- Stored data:

--------------------------------

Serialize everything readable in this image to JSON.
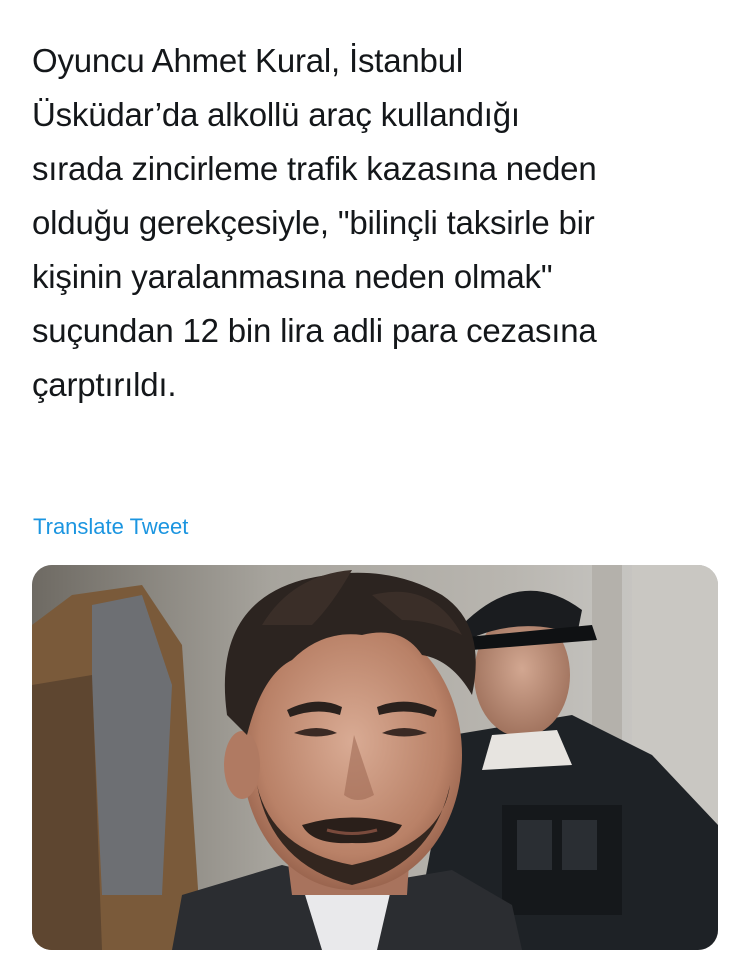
{
  "tweet": {
    "text": "Oyuncu Ahmet Kural, İstanbul\nÜsküdar’da alkollü araç kullandığı\nsırada zincirleme trafik kazasına neden\nolduğu gerekçesiyle, \"bilinçli taksirle bir\nkişinin yaralanmasına neden olmak\"\nsuçundan 12 bin lira adli para cezasına\nçarptırıldı.",
    "translate_label": "Translate Tweet"
  },
  "media": {
    "type": "photo",
    "description_icon": "photo-man-portrait"
  },
  "colors": {
    "text": "#14171a",
    "link": "#1b95e0",
    "background": "#ffffff"
  }
}
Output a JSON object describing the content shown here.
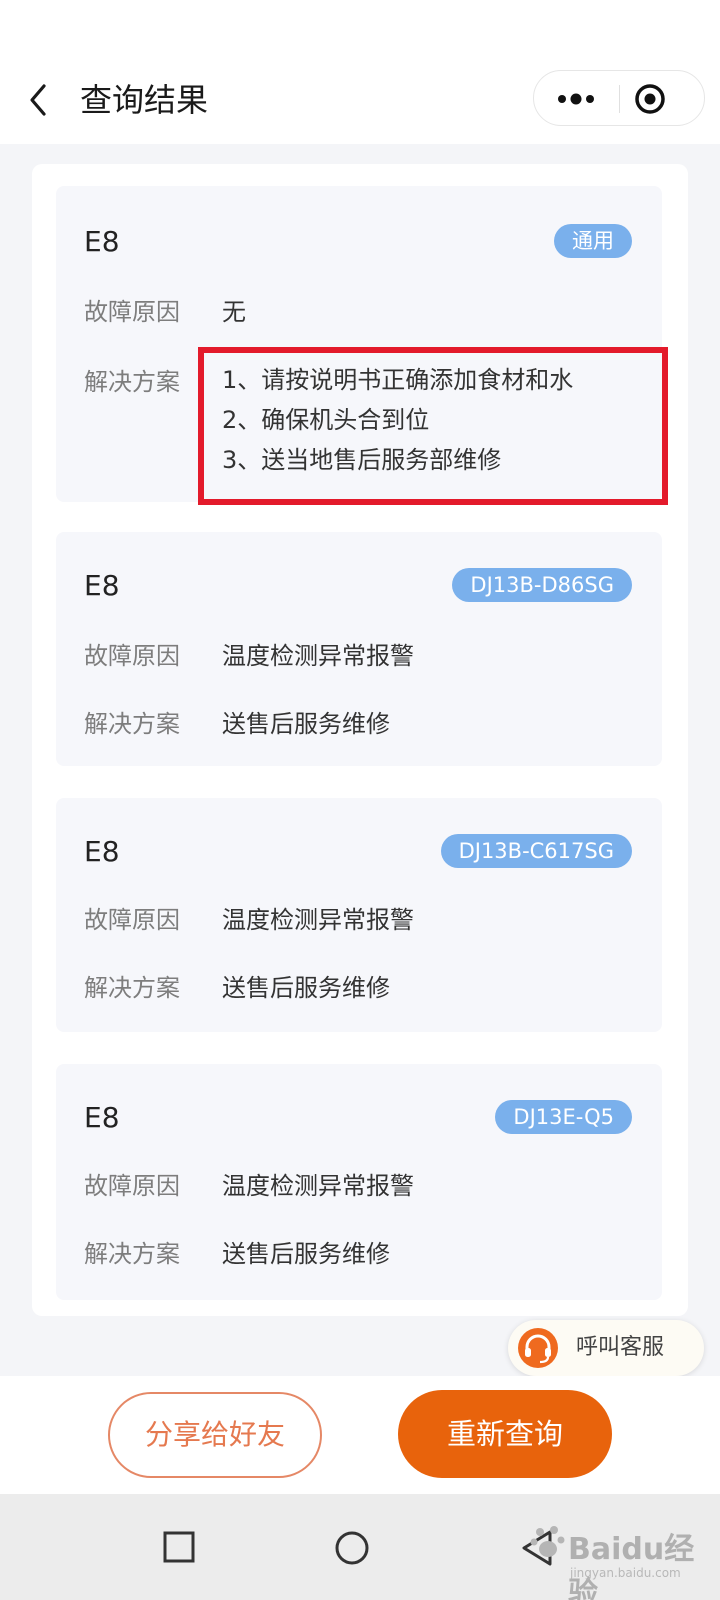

--------------------------------

- PROBLEM DETAILS: Do not include images; quote all of the entries above exactly.

- TASK RESULT:
Serialize everything readable in this image to JSON.
{
  "tweet": {
    "text": "Oyuncu Ahmet Kural, İstanbul\nÜsküdar’da alkollü araç kullandığı\nsırada zincirleme trafik kazasına neden\nolduğu gerekçesiyle, \"bilinçli taksirle bir\nkişinin yaralanmasına neden olmak\"\nsuçundan 12 bin lira adli para cezasına\nçarptırıldı.",
    "translate_label": "Translate Tweet"
  },
  "media": {
    "type": "photo",
    "description_icon": "photo-man-portrait"
  },
  "colors": {
    "text": "#14171a",
    "link": "#1b95e0",
    "background": "#ffffff"
  }
}
Output a JSON object describing the content shown here.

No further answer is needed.